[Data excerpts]
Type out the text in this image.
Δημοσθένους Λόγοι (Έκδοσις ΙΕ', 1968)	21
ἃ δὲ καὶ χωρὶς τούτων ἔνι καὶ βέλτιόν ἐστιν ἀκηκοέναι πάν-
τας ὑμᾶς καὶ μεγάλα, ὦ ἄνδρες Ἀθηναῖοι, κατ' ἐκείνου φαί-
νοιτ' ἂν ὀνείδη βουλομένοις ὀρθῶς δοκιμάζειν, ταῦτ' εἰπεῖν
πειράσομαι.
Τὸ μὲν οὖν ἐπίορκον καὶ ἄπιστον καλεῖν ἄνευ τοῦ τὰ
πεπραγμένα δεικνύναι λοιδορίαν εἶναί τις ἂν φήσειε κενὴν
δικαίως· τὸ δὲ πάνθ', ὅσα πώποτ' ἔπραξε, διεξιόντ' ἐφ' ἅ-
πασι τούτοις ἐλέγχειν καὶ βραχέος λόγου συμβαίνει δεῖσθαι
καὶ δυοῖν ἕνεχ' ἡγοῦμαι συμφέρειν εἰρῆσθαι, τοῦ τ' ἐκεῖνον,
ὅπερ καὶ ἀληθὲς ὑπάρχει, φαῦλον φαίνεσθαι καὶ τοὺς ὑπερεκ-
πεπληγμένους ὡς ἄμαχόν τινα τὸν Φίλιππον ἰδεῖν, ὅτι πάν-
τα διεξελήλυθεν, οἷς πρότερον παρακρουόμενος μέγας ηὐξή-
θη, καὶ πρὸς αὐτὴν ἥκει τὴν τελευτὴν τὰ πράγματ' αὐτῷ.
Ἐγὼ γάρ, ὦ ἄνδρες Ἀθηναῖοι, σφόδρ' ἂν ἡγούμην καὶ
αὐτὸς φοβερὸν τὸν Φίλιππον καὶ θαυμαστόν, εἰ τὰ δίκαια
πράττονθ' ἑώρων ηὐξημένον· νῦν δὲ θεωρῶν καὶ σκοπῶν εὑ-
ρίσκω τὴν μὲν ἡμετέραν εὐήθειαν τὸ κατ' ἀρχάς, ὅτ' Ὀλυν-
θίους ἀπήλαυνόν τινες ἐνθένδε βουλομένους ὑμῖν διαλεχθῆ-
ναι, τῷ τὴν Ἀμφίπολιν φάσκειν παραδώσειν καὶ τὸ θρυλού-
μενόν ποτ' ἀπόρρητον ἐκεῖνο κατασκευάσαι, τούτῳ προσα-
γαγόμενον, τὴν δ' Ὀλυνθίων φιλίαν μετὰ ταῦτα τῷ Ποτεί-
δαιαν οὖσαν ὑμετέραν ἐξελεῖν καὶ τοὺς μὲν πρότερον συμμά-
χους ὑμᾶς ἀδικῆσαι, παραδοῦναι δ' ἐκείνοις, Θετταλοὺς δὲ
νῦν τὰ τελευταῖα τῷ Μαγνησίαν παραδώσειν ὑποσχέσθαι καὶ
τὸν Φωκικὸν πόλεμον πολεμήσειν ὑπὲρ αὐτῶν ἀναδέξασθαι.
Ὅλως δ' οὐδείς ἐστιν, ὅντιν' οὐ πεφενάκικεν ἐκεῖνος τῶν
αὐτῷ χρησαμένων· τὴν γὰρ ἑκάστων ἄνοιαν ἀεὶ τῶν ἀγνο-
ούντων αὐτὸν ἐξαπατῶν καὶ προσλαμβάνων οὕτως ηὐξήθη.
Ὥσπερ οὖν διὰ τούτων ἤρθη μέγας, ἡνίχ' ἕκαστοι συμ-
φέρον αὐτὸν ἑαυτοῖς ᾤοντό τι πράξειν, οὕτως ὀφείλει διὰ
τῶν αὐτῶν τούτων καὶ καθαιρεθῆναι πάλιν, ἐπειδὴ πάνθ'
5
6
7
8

-- Exercise task --
Identify each line of the material where the word "τούτων" shows up, and copy it.

-- Task answer --
ἃ δὲ καὶ χωρὶς τούτων ἔνι καὶ βέλτιόν ἐστιν ἀκηκοέναι πάν-
Ὥσπερ οὖν διὰ τούτων ἤρθη μέγας, ἡνίχ' ἕκαστοι συμ-
τῶν αὐτῶν τούτων καὶ καθαιρεθῆναι πάλιν, ἐπειδὴ πάνθ'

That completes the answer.